+++ Extracted data +++

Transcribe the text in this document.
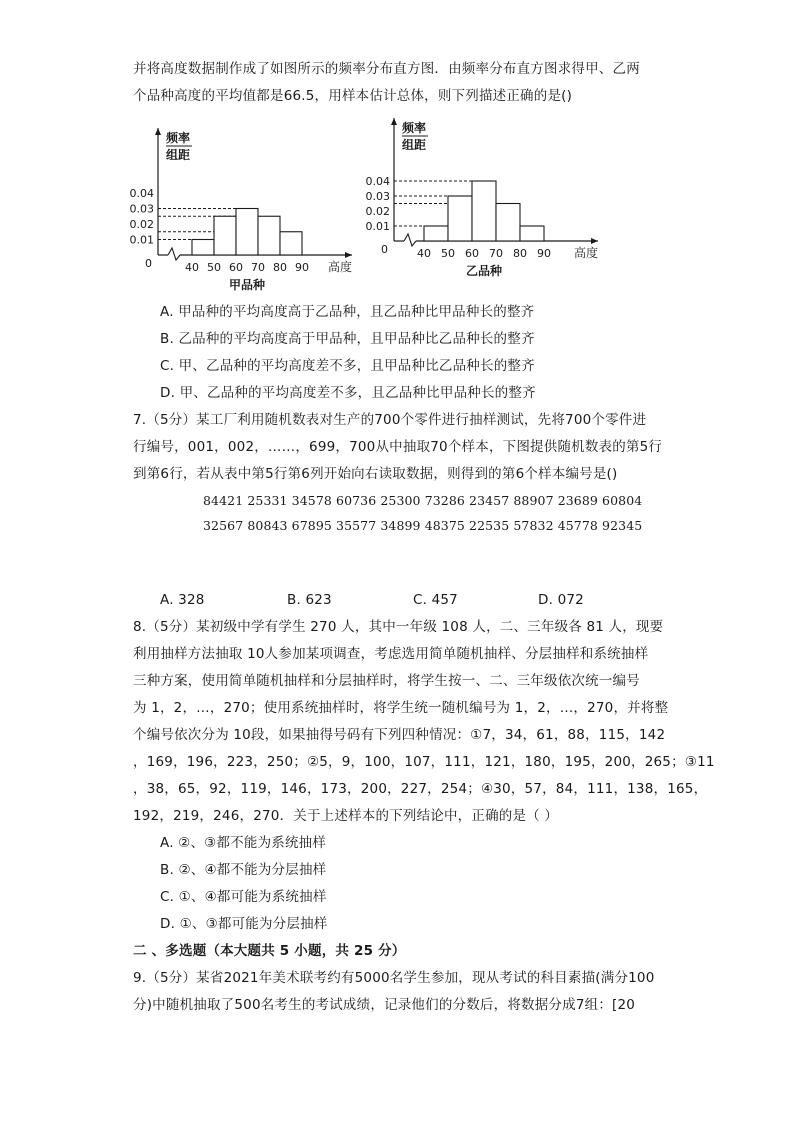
并将高度数据制作成了如图所示的频率分布直方图．由频率分布直方图求得甲、乙两
个品种高度的平均值都是66.5，用样本估计总体，则下列描述正确的是()
0.01
0.02
0.03
0.04
0	40 50 60 70 80 90
频率
组距
高度
甲品种
0.01
0.02
0.03
0.04
0	40 50 60 70 80 90
频率
组距
高度
乙品种
A. 甲品种的平均高度高于乙品种，且乙品种比甲品种长的整齐
B. 乙品种的平均高度高于甲品种，且甲品种比乙品种长的整齐
C. 甲、乙品种的平均高度差不多，且甲品种比乙品种长的整齐
D. 甲、乙品种的平均高度差不多，且乙品种比甲品种长的整齐
7.（5分）某工厂利用随机数表对生产的700个零件进行抽样测试，先将700个零件进
行编号，001，002，……，699，700从中抽取70个样本，下图提供随机数表的第5行
到第6行，若从表中第5行第6列开始向右读取数据，则得到的第6个样本编号是()
84421 25331 34578 60736 25300 73286 23457 88907 23689 60804
32567 80843 67895 35577 34899 48375 22535 57832 45778 92345
A. 328	B. 623	C. 457	D. 072
8.（5分）某初级中学有学生 270 人，其中一年级 108 人，二、三年级各 81 人，现要
利用抽样方法抽取 10人参加某项调查，考虑选用简单随机抽样、分层抽样和系统抽样
三种方案，使用简单随机抽样和分层抽样时，将学生按一、二、三年级依次统一编号
为 1，2，…，270；使用系统抽样时，将学生统一随机编号为 1，2，…，270，并将整
个编号依次分为 10段，如果抽得号码有下列四种情况：①7，34，61，88，115，142
，169，196，223，250；②5，9，100，107，111，121，180，195，200，265；③11
，38，65，92，119，146，173，200，227，254；④30，57，84，111，138，165，
192，219，246，270．关于上述样本的下列结论中，正确的是（ ）
A. ②、③都不能为系统抽样
B. ②、④都不能为分层抽样
C. ①、④都可能为系统抽样
D. ①、③都可能为分层抽样
二 、多选题（本大题共 5 小题，共 25 分）
9.（5分）某省2021年美术联考约有5000名学生参加，现从考试的科目素描(满分100
分)中随机抽取了500名考生的考试成绩，记录他们的分数后，将数据分成7组：[20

+++

> _Given task_
Every record above must be given again exactly; drop the pictures.

> _Solution for this exercise_
Transcribe the text in this document.
并将高度数据制作成了如图所示的频率分布直方图．由频率分布直方图求得甲、乙两
个品种高度的平均值都是66.5，用样本估计总体，则下列描述正确的是()
0.01
0.02
0.03
0.04
0	40 50 60 70 80 90
频率
组距
高度
甲品种
0.01
0.02
0.03
0.04
0	40 50 60 70 80 90
频率
组距
高度
乙品种
A. 甲品种的平均高度高于乙品种，且乙品种比甲品种长的整齐
B. 乙品种的平均高度高于甲品种，且甲品种比乙品种长的整齐
C. 甲、乙品种的平均高度差不多，且甲品种比乙品种长的整齐
D. 甲、乙品种的平均高度差不多，且乙品种比甲品种长的整齐
7.（5分）某工厂利用随机数表对生产的700个零件进行抽样测试，先将700个零件进
行编号，001，002，……，699，700从中抽取70个样本，下图提供随机数表的第5行
到第6行，若从表中第5行第6列开始向右读取数据，则得到的第6个样本编号是()
84421 25331 34578 60736 25300 73286 23457 88907 23689 60804
32567 80843 67895 35577 34899 48375 22535 57832 45778 92345
A. 328	B. 623	C. 457	D. 072
8.（5分）某初级中学有学生 270 人，其中一年级 108 人，二、三年级各 81 人，现要
利用抽样方法抽取 10人参加某项调查，考虑选用简单随机抽样、分层抽样和系统抽样
三种方案，使用简单随机抽样和分层抽样时，将学生按一、二、三年级依次统一编号
为 1，2，…，270；使用系统抽样时，将学生统一随机编号为 1，2，…，270，并将整
个编号依次分为 10段，如果抽得号码有下列四种情况：①7，34，61，88，115，142
，169，196，223，250；②5，9，100，107，111，121，180，195，200，265；③11
，38，65，92，119，146，173，200，227，254；④30，57，84，111，138，165，
192，219，246，270．关于上述样本的下列结论中，正确的是（ ）
A. ②、③都不能为系统抽样
B. ②、④都不能为分层抽样
C. ①、④都可能为系统抽样
D. ①、③都可能为分层抽样
二 、多选题（本大题共 5 小题，共 25 分）
9.（5分）某省2021年美术联考约有5000名学生参加，现从考试的科目素描(满分100
分)中随机抽取了500名考生的考试成绩，记录他们的分数后，将数据分成7组：[20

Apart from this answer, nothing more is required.